• WRITTEN INSTRUCTION
Write every record out again exactly, and keep images out of it.
....................
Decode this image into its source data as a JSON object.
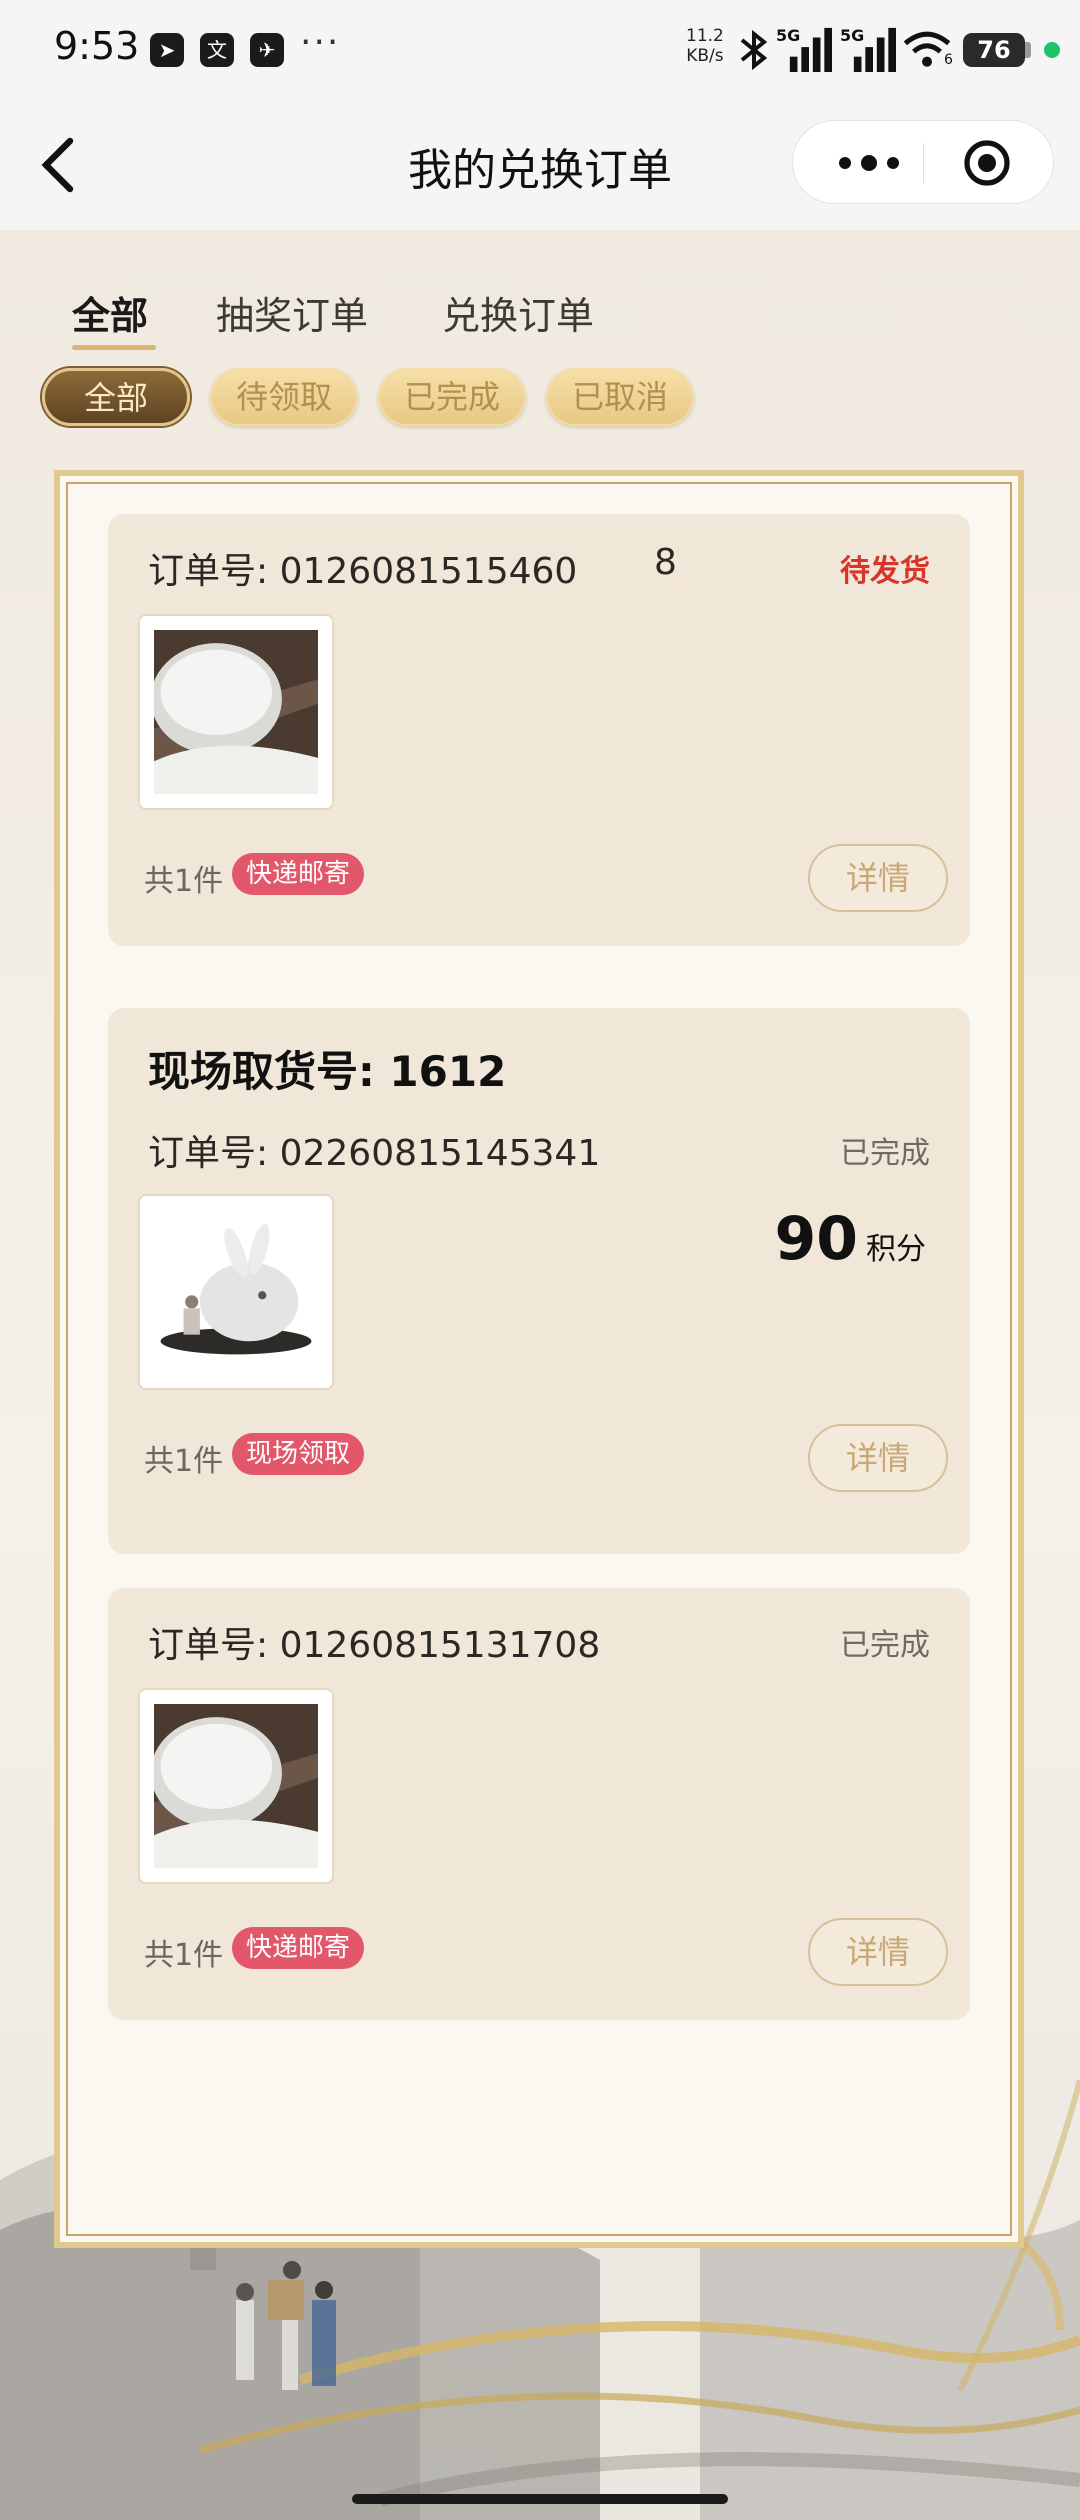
{
  "status_bar": {
    "time": "9:53",
    "more": "···",
    "net_speed_value": "11.2",
    "net_speed_unit": "KB/s",
    "signal_1": "5G",
    "signal_2": "5G",
    "wifi_label": "6",
    "battery": "76",
    "app_icons": [
      "location-arrow-icon",
      "translate-icon",
      "send-icon"
    ]
  },
  "nav": {
    "title": "我的兑换订单"
  },
  "tabs": [
    {
      "label": "全部",
      "active": true
    },
    {
      "label": "抽奖订单",
      "active": false
    },
    {
      "label": "兑换订单",
      "active": false
    }
  ],
  "filters": [
    {
      "label": "全部",
      "active": true
    },
    {
      "label": "待领取",
      "active": false
    },
    {
      "label": "已完成",
      "active": false
    },
    {
      "label": "已取消",
      "active": false
    }
  ],
  "orders": [
    {
      "order_label": "订单号: 0126081515460",
      "order_tail": "8",
      "status": "待发货",
      "product": "rice",
      "quantity": "共1件",
      "delivery": "快递邮寄",
      "detail": "详情"
    },
    {
      "pickup": "现场取货号: 1612",
      "order_label": "订单号: 02260815145341",
      "status": "已完成",
      "product": "rabbit-figurine",
      "points_value": "90",
      "points_unit": "积分",
      "quantity": "共1件",
      "delivery": "现场领取",
      "detail": "详情"
    },
    {
      "order_label": "订单号: 01260815131708",
      "status": "已完成",
      "product": "rice",
      "quantity": "共1件",
      "delivery": "快递邮寄",
      "detail": "详情"
    }
  ],
  "colors": {
    "accent_gold": "#d9b772",
    "status_pending": "#d8352a",
    "badge_red": "#e3576a",
    "card_bg": "#f1e7d8",
    "panel_bg": "#fbf7f1"
  }
}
....................
• CORRECT OUTPUT
Decode this image into its source data as a JSON object.
{
  "status_bar": {
    "time": "9:53",
    "more": "···",
    "net_speed_value": "11.2",
    "net_speed_unit": "KB/s",
    "signal_1": "5G",
    "signal_2": "5G",
    "wifi_label": "6",
    "battery": "76",
    "app_icons": [
      "location-arrow-icon",
      "translate-icon",
      "send-icon"
    ]
  },
  "nav": {
    "title": "我的兑换订单"
  },
  "tabs": [
    {
      "label": "全部",
      "active": true
    },
    {
      "label": "抽奖订单",
      "active": false
    },
    {
      "label": "兑换订单",
      "active": false
    }
  ],
  "filters": [
    {
      "label": "全部",
      "active": true
    },
    {
      "label": "待领取",
      "active": false
    },
    {
      "label": "已完成",
      "active": false
    },
    {
      "label": "已取消",
      "active": false
    }
  ],
  "orders": [
    {
      "order_label": "订单号: 0126081515460",
      "order_tail": "8",
      "status": "待发货",
      "product": "rice",
      "quantity": "共1件",
      "delivery": "快递邮寄",
      "detail": "详情"
    },
    {
      "pickup": "现场取货号: 1612",
      "order_label": "订单号: 02260815145341",
      "status": "已完成",
      "product": "rabbit-figurine",
      "points_value": "90",
      "points_unit": "积分",
      "quantity": "共1件",
      "delivery": "现场领取",
      "detail": "详情"
    },
    {
      "order_label": "订单号: 01260815131708",
      "status": "已完成",
      "product": "rice",
      "quantity": "共1件",
      "delivery": "快递邮寄",
      "detail": "详情"
    }
  ],
  "colors": {
    "accent_gold": "#d9b772",
    "status_pending": "#d8352a",
    "badge_red": "#e3576a",
    "card_bg": "#f1e7d8",
    "panel_bg": "#fbf7f1"
  }
}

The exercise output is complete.